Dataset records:
═══

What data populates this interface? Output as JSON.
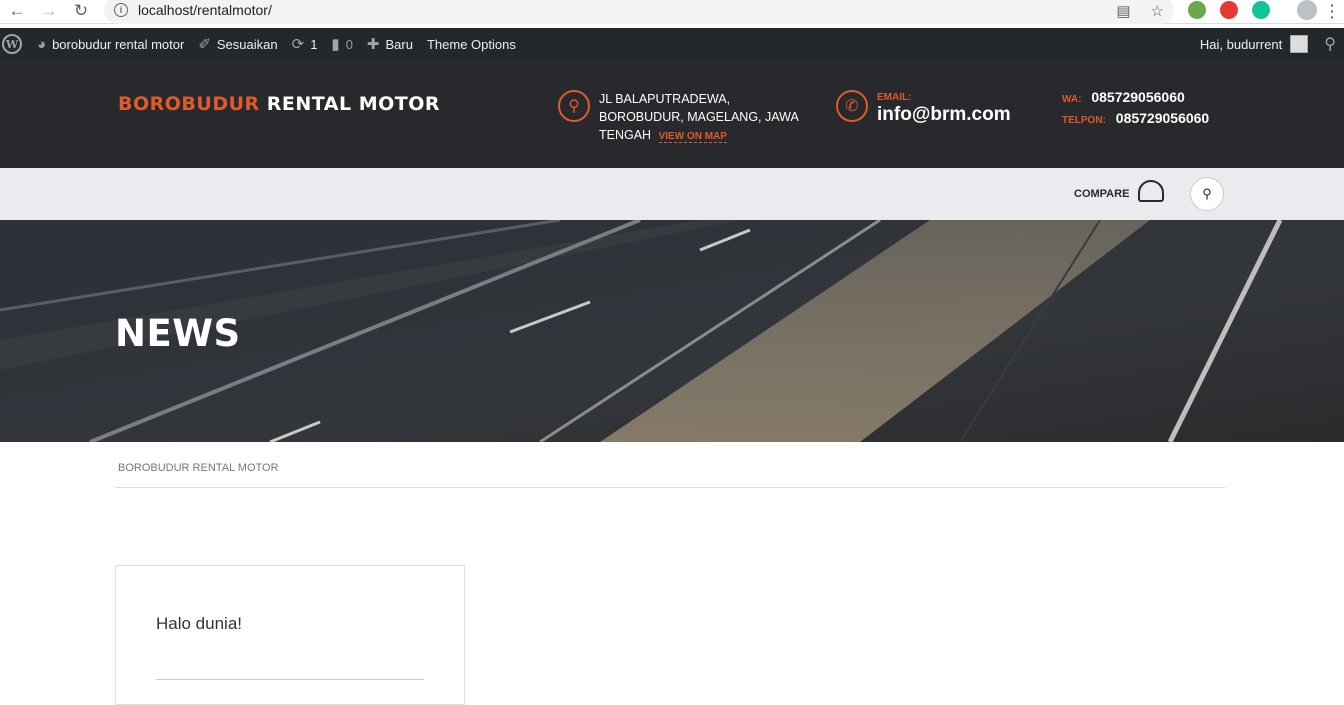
{
  "browser": {
    "url": "localhost/rentalmotor/",
    "back_icon": "arrow-left-icon",
    "forward_icon": "arrow-right-icon",
    "reload_icon": "reload-icon"
  },
  "adminbar": {
    "site_name": "borobudur rental motor",
    "customize": "Sesuaikan",
    "updates_count": "1",
    "comments_count": "0",
    "new_label": "Baru",
    "theme_options": "Theme Options",
    "greeting": "Hai, budurrent"
  },
  "header": {
    "logo_part1": "BOROBUDUR",
    "logo_part2": "RENTAL MOTOR",
    "address": "JL BALAPUTRADEWA, BOROBUDUR, MAGELANG, JAWA TENGAH",
    "view_on_map": "VIEW ON MAP",
    "email_label": "EMAIL:",
    "email": "info@brm.com",
    "wa_label": "WA:",
    "wa": "085729056060",
    "telpon_label": "TELPON:",
    "telpon": "085729056060",
    "accent_color": "#e05a2b"
  },
  "nav": {
    "compare": "COMPARE"
  },
  "hero": {
    "title": "NEWS"
  },
  "breadcrumb": "BOROBUDUR RENTAL MOTOR",
  "posts": [
    {
      "title": "Halo dunia!"
    }
  ]
}
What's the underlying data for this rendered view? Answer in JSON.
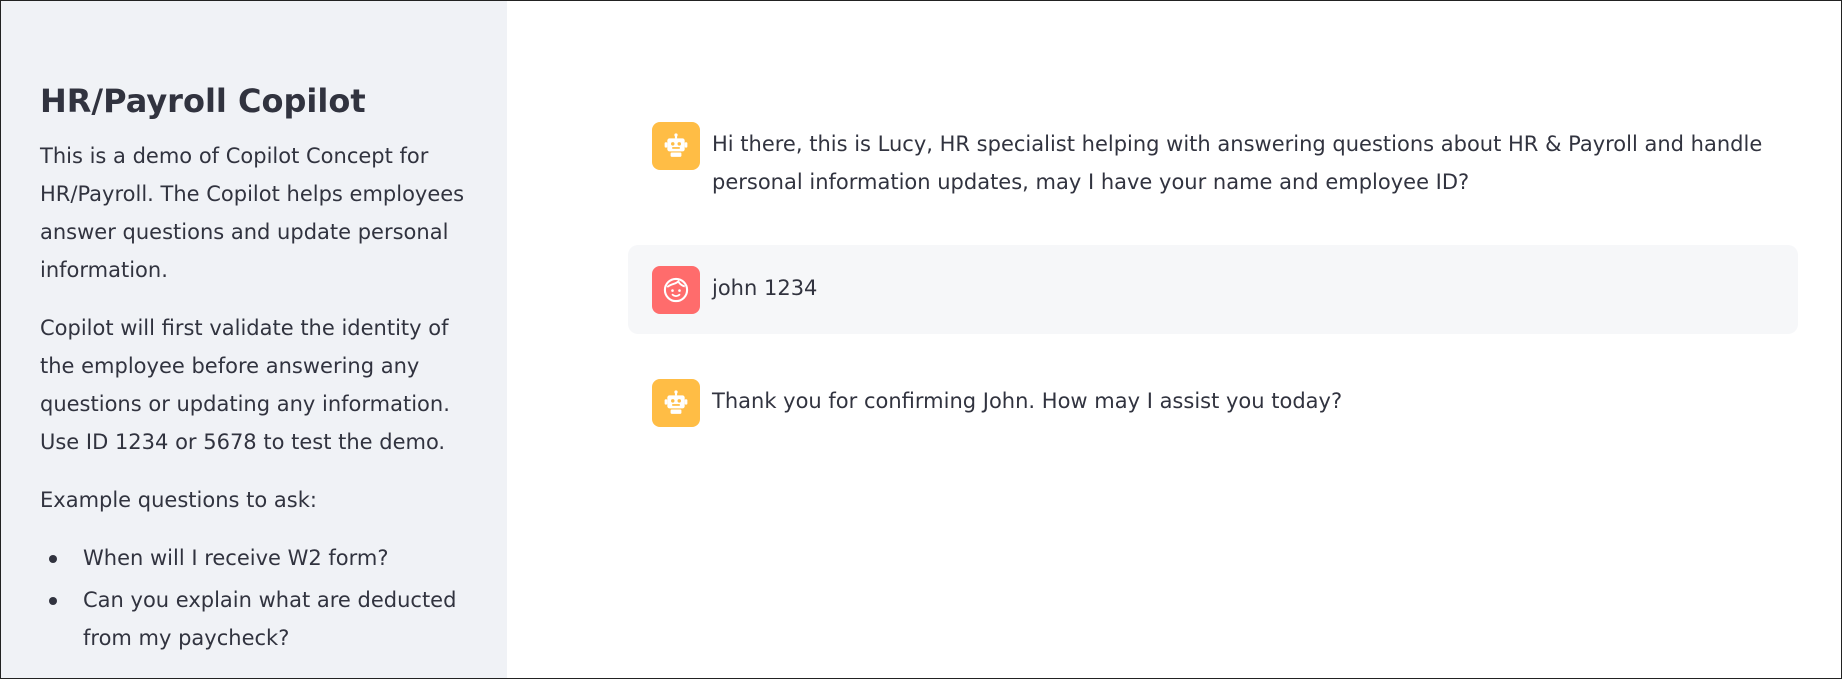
{
  "sidebar": {
    "title": "HR/Payroll Copilot",
    "paragraphs": [
      "This is a demo of Copilot Concept for HR/Payroll. The Copilot helps employees answer questions and update personal information.",
      "Copilot will first validate the identity of the employee before answering any questions or updating any information. Use ID 1234 or 5678 to test the demo.",
      "Example questions to ask:"
    ],
    "examples": [
      "When will I receive W2 form?",
      "Can you explain what are deducted from my paycheck?"
    ]
  },
  "chat": {
    "messages": [
      {
        "role": "assistant",
        "avatar_icon": "robot-icon",
        "text": "Hi there, this is Lucy, HR specialist helping with answering questions about HR & Payroll and handle personal information updates, may I have your name and employee ID?"
      },
      {
        "role": "user",
        "avatar_icon": "face-icon",
        "text": "john 1234"
      },
      {
        "role": "assistant",
        "avatar_icon": "robot-icon",
        "text": "Thank you for confirming John. How may I assist you today?"
      }
    ]
  },
  "colors": {
    "sidebar_bg": "#f0f2f6",
    "assistant_avatar": "#ffbd45",
    "user_avatar": "#ff6c6c",
    "user_message_bg": "#f6f7f9"
  }
}
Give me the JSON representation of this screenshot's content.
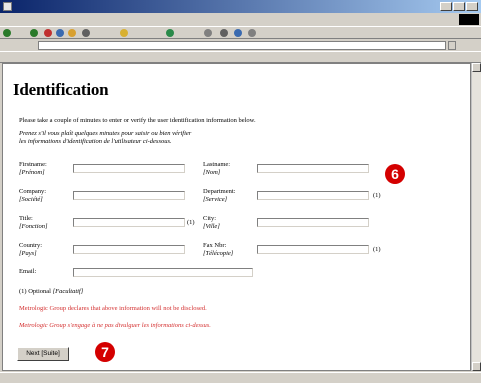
{
  "form": {
    "intro_en": "Please take a couple of minutes to enter or verify the user identification information below.",
    "intro_fr_line1": "Prenez s'il vous plaît quelques minutes pour saisir ou bien vérifier",
    "intro_fr_line2": "les informations d'identification de l'utilisateur ci-dessous.",
    "fields": {
      "firstname": {
        "label": "Firstname:",
        "label_fr": "[Prénom]"
      },
      "lastname": {
        "label": "Lastname:",
        "label_fr": "[Nom]"
      },
      "company": {
        "label": "Company:",
        "label_fr": "[Société]"
      },
      "department": {
        "label": "Department:",
        "label_fr": "[Service]"
      },
      "title": {
        "label": "Title:",
        "label_fr": "[Fonction]"
      },
      "city": {
        "label": "City:",
        "label_fr": "[Ville]"
      },
      "country": {
        "label": "Country:",
        "label_fr": "[Pays]"
      },
      "fax": {
        "label": "Fax Nbr:",
        "label_fr": "[Télécopie]"
      },
      "email": {
        "label": "Email:"
      }
    },
    "optional_marker": "(1)",
    "optional_note": "(1) Optional",
    "optional_note_fr": "[Facultatif]",
    "disclaimer_en": "Metrologic Group declares that above information will not be disclosed.",
    "disclaimer_fr": "Metrologic Group s'engage à ne pas divulguer les informations ci-dessus.",
    "next_button": "Next [Suite]"
  },
  "markers": {
    "form": "6",
    "next": "7"
  },
  "colors": {
    "titlebar": "#0a246a",
    "disclaimer": "#d43030",
    "marker": "#d40000"
  }
}
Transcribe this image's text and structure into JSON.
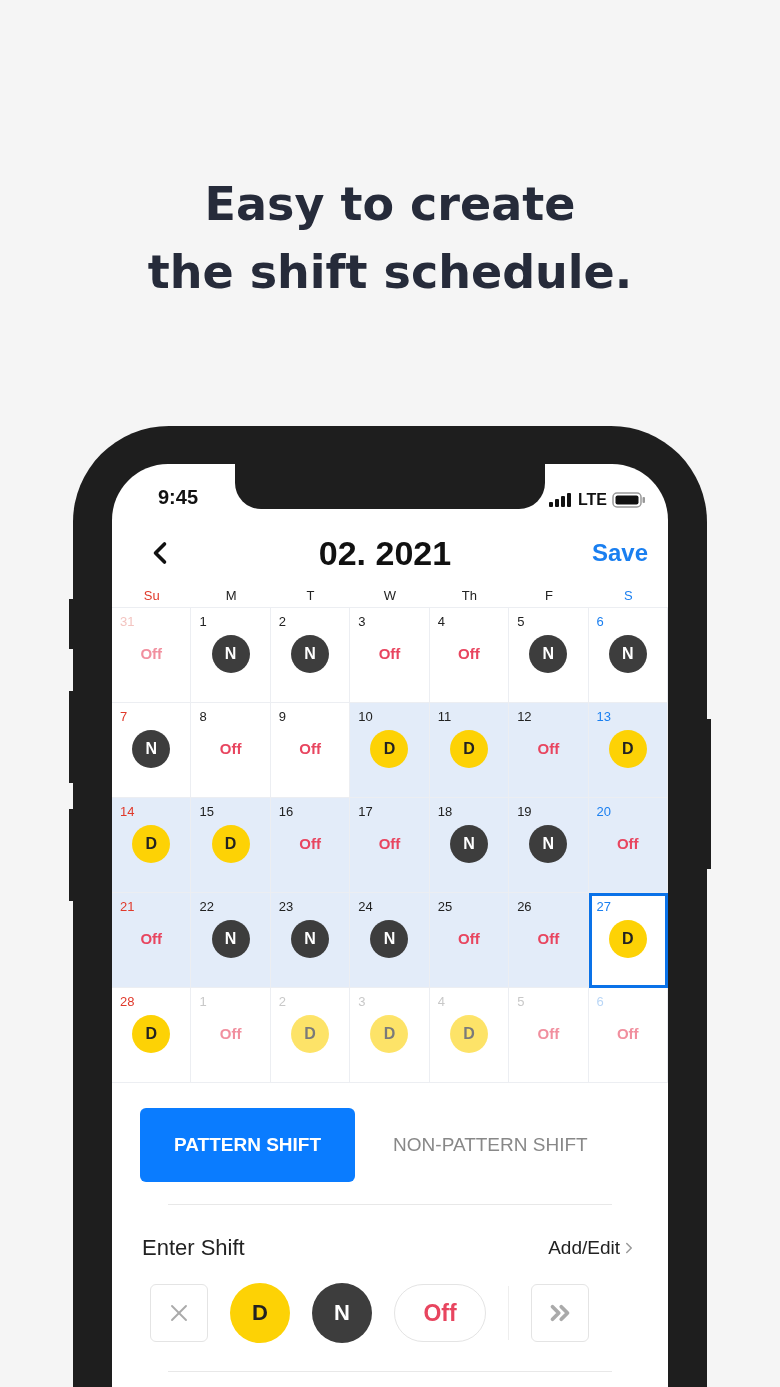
{
  "headline": [
    "Easy to create",
    "the shift schedule."
  ],
  "status_bar": {
    "time": "9:45",
    "network": "LTE"
  },
  "header": {
    "title": "02. 2021",
    "save": "Save"
  },
  "weekdays": [
    "Su",
    "M",
    "T",
    "W",
    "Th",
    "F",
    "S"
  ],
  "weeks": [
    [
      {
        "day": "31",
        "outside": true,
        "in_range": false,
        "selected": false,
        "shift": {
          "kind": "off",
          "label": "Off"
        }
      },
      {
        "day": "1",
        "outside": false,
        "in_range": false,
        "selected": false,
        "shift": {
          "kind": "night",
          "label": "N"
        }
      },
      {
        "day": "2",
        "outside": false,
        "in_range": false,
        "selected": false,
        "shift": {
          "kind": "night",
          "label": "N"
        }
      },
      {
        "day": "3",
        "outside": false,
        "in_range": false,
        "selected": false,
        "shift": {
          "kind": "off",
          "label": "Off"
        }
      },
      {
        "day": "4",
        "outside": false,
        "in_range": false,
        "selected": false,
        "shift": {
          "kind": "off",
          "label": "Off"
        }
      },
      {
        "day": "5",
        "outside": false,
        "in_range": false,
        "selected": false,
        "shift": {
          "kind": "night",
          "label": "N"
        }
      },
      {
        "day": "6",
        "outside": false,
        "in_range": false,
        "selected": false,
        "shift": {
          "kind": "night",
          "label": "N"
        }
      }
    ],
    [
      {
        "day": "7",
        "outside": false,
        "in_range": false,
        "selected": false,
        "shift": {
          "kind": "night",
          "label": "N"
        }
      },
      {
        "day": "8",
        "outside": false,
        "in_range": false,
        "selected": false,
        "shift": {
          "kind": "off",
          "label": "Off"
        }
      },
      {
        "day": "9",
        "outside": false,
        "in_range": false,
        "selected": false,
        "shift": {
          "kind": "off",
          "label": "Off"
        }
      },
      {
        "day": "10",
        "outside": false,
        "in_range": true,
        "selected": false,
        "shift": {
          "kind": "day",
          "label": "D"
        }
      },
      {
        "day": "11",
        "outside": false,
        "in_range": true,
        "selected": false,
        "shift": {
          "kind": "day",
          "label": "D"
        }
      },
      {
        "day": "12",
        "outside": false,
        "in_range": true,
        "selected": false,
        "shift": {
          "kind": "off",
          "label": "Off"
        }
      },
      {
        "day": "13",
        "outside": false,
        "in_range": true,
        "selected": false,
        "shift": {
          "kind": "day",
          "label": "D"
        }
      }
    ],
    [
      {
        "day": "14",
        "outside": false,
        "in_range": true,
        "selected": false,
        "shift": {
          "kind": "day",
          "label": "D"
        }
      },
      {
        "day": "15",
        "outside": false,
        "in_range": true,
        "selected": false,
        "shift": {
          "kind": "day",
          "label": "D"
        }
      },
      {
        "day": "16",
        "outside": false,
        "in_range": true,
        "selected": false,
        "shift": {
          "kind": "off",
          "label": "Off"
        }
      },
      {
        "day": "17",
        "outside": false,
        "in_range": true,
        "selected": false,
        "shift": {
          "kind": "off",
          "label": "Off"
        }
      },
      {
        "day": "18",
        "outside": false,
        "in_range": true,
        "selected": false,
        "shift": {
          "kind": "night",
          "label": "N"
        }
      },
      {
        "day": "19",
        "outside": false,
        "in_range": true,
        "selected": false,
        "shift": {
          "kind": "night",
          "label": "N"
        }
      },
      {
        "day": "20",
        "outside": false,
        "in_range": true,
        "selected": false,
        "shift": {
          "kind": "off",
          "label": "Off"
        }
      }
    ],
    [
      {
        "day": "21",
        "outside": false,
        "in_range": true,
        "selected": false,
        "shift": {
          "kind": "off",
          "label": "Off"
        }
      },
      {
        "day": "22",
        "outside": false,
        "in_range": true,
        "selected": false,
        "shift": {
          "kind": "night",
          "label": "N"
        }
      },
      {
        "day": "23",
        "outside": false,
        "in_range": true,
        "selected": false,
        "shift": {
          "kind": "night",
          "label": "N"
        }
      },
      {
        "day": "24",
        "outside": false,
        "in_range": true,
        "selected": false,
        "shift": {
          "kind": "night",
          "label": "N"
        }
      },
      {
        "day": "25",
        "outside": false,
        "in_range": true,
        "selected": false,
        "shift": {
          "kind": "off",
          "label": "Off"
        }
      },
      {
        "day": "26",
        "outside": false,
        "in_range": true,
        "selected": false,
        "shift": {
          "kind": "off",
          "label": "Off"
        }
      },
      {
        "day": "27",
        "outside": false,
        "in_range": false,
        "selected": true,
        "shift": {
          "kind": "day",
          "label": "D"
        }
      }
    ],
    [
      {
        "day": "28",
        "outside": false,
        "in_range": false,
        "selected": false,
        "shift": {
          "kind": "day",
          "label": "D"
        }
      },
      {
        "day": "1",
        "outside": true,
        "in_range": false,
        "selected": false,
        "shift": {
          "kind": "off",
          "label": "Off"
        }
      },
      {
        "day": "2",
        "outside": true,
        "in_range": false,
        "selected": false,
        "shift": {
          "kind": "day",
          "label": "D"
        }
      },
      {
        "day": "3",
        "outside": true,
        "in_range": false,
        "selected": false,
        "shift": {
          "kind": "day",
          "label": "D"
        }
      },
      {
        "day": "4",
        "outside": true,
        "in_range": false,
        "selected": false,
        "shift": {
          "kind": "day",
          "label": "D"
        }
      },
      {
        "day": "5",
        "outside": true,
        "in_range": false,
        "selected": false,
        "shift": {
          "kind": "off",
          "label": "Off"
        }
      },
      {
        "day": "6",
        "outside": true,
        "in_range": false,
        "selected": false,
        "shift": {
          "kind": "off",
          "label": "Off"
        }
      }
    ]
  ],
  "mode_tabs": [
    {
      "label": "PATTERN SHIFT",
      "selected": true
    },
    {
      "label": "NON-PATTERN SHIFT",
      "selected": false
    }
  ],
  "enter_shift": {
    "title": "Enter Shift",
    "link": "Add/Edit"
  },
  "shift_buttons": [
    {
      "kind": "clear"
    },
    {
      "kind": "day",
      "label": "D"
    },
    {
      "kind": "night",
      "label": "N"
    },
    {
      "kind": "off",
      "label": "Off"
    },
    {
      "kind": "more"
    }
  ]
}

═══

§ INSTRUCTION: Pick out each line containing the string "arrow" and copy it.

§ THE ANSWER:
    "back_icon": "arrow-left-icon",
    "forward_icon": "arrow-right-icon",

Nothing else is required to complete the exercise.